- Task to complete: Keep the wording of each record exactly the same when you repeat it, and leave out pictures.

— start The records —

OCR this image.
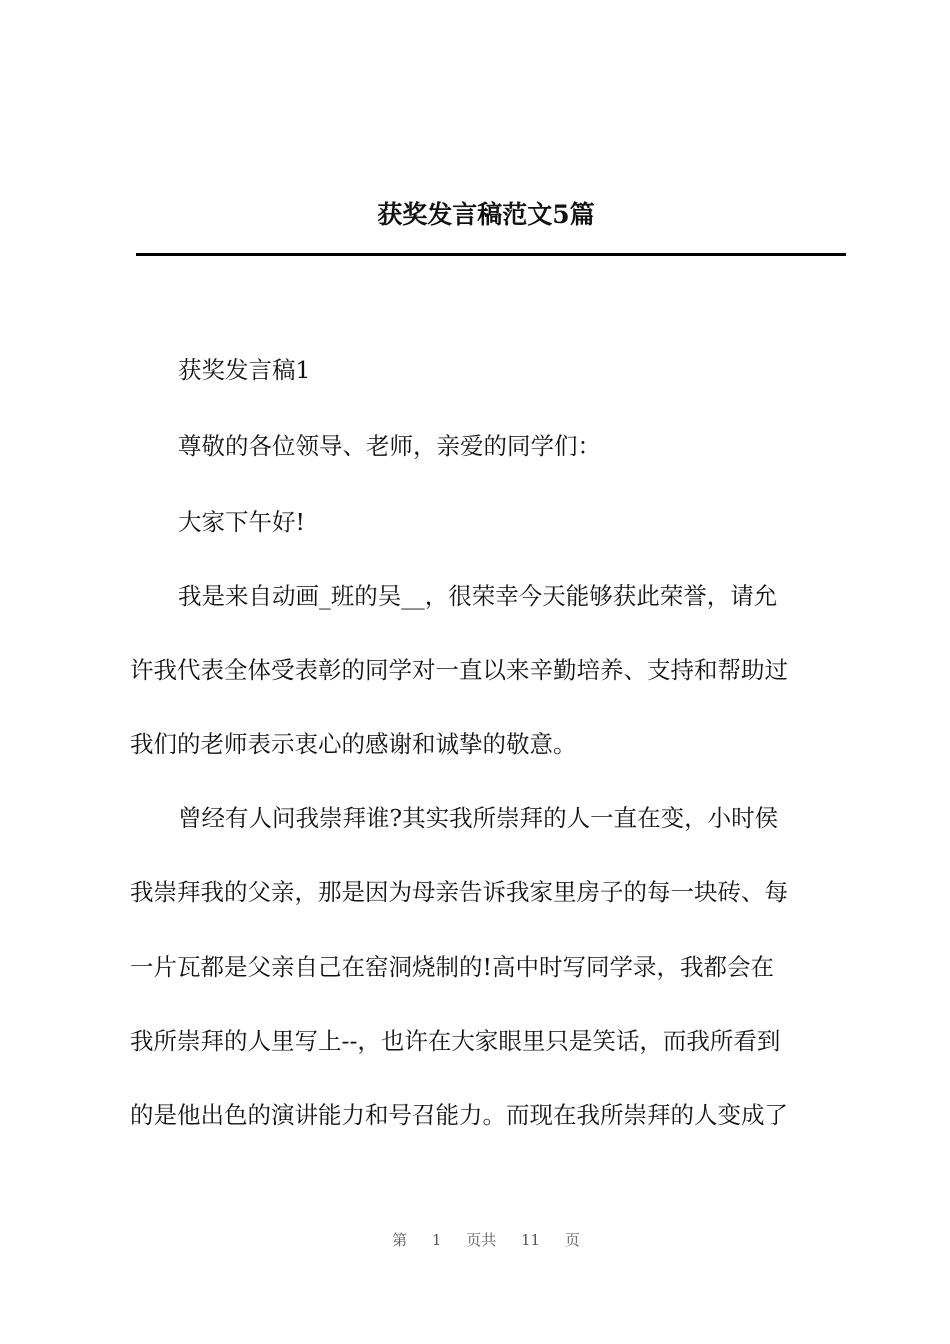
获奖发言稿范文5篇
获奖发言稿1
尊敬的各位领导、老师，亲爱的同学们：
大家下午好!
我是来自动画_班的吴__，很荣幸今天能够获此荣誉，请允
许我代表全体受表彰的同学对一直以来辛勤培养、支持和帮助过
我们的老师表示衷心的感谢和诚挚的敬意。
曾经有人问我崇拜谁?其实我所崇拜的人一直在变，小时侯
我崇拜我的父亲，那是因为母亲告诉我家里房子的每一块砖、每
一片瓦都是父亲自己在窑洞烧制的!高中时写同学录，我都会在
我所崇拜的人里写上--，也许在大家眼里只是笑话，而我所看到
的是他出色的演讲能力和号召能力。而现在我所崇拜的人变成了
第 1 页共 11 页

— end The records —

- Solution:
OCR this image.
获奖发言稿范文5篇
获奖发言稿1
尊敬的各位领导、老师，亲爱的同学们：
大家下午好!
我是来自动画_班的吴__，很荣幸今天能够获此荣誉，请允
许我代表全体受表彰的同学对一直以来辛勤培养、支持和帮助过
我们的老师表示衷心的感谢和诚挚的敬意。
曾经有人问我崇拜谁?其实我所崇拜的人一直在变，小时侯
我崇拜我的父亲，那是因为母亲告诉我家里房子的每一块砖、每
一片瓦都是父亲自己在窑洞烧制的!高中时写同学录，我都会在
我所崇拜的人里写上--，也许在大家眼里只是笑话，而我所看到
的是他出色的演讲能力和号召能力。而现在我所崇拜的人变成了
第 1 页共 11 页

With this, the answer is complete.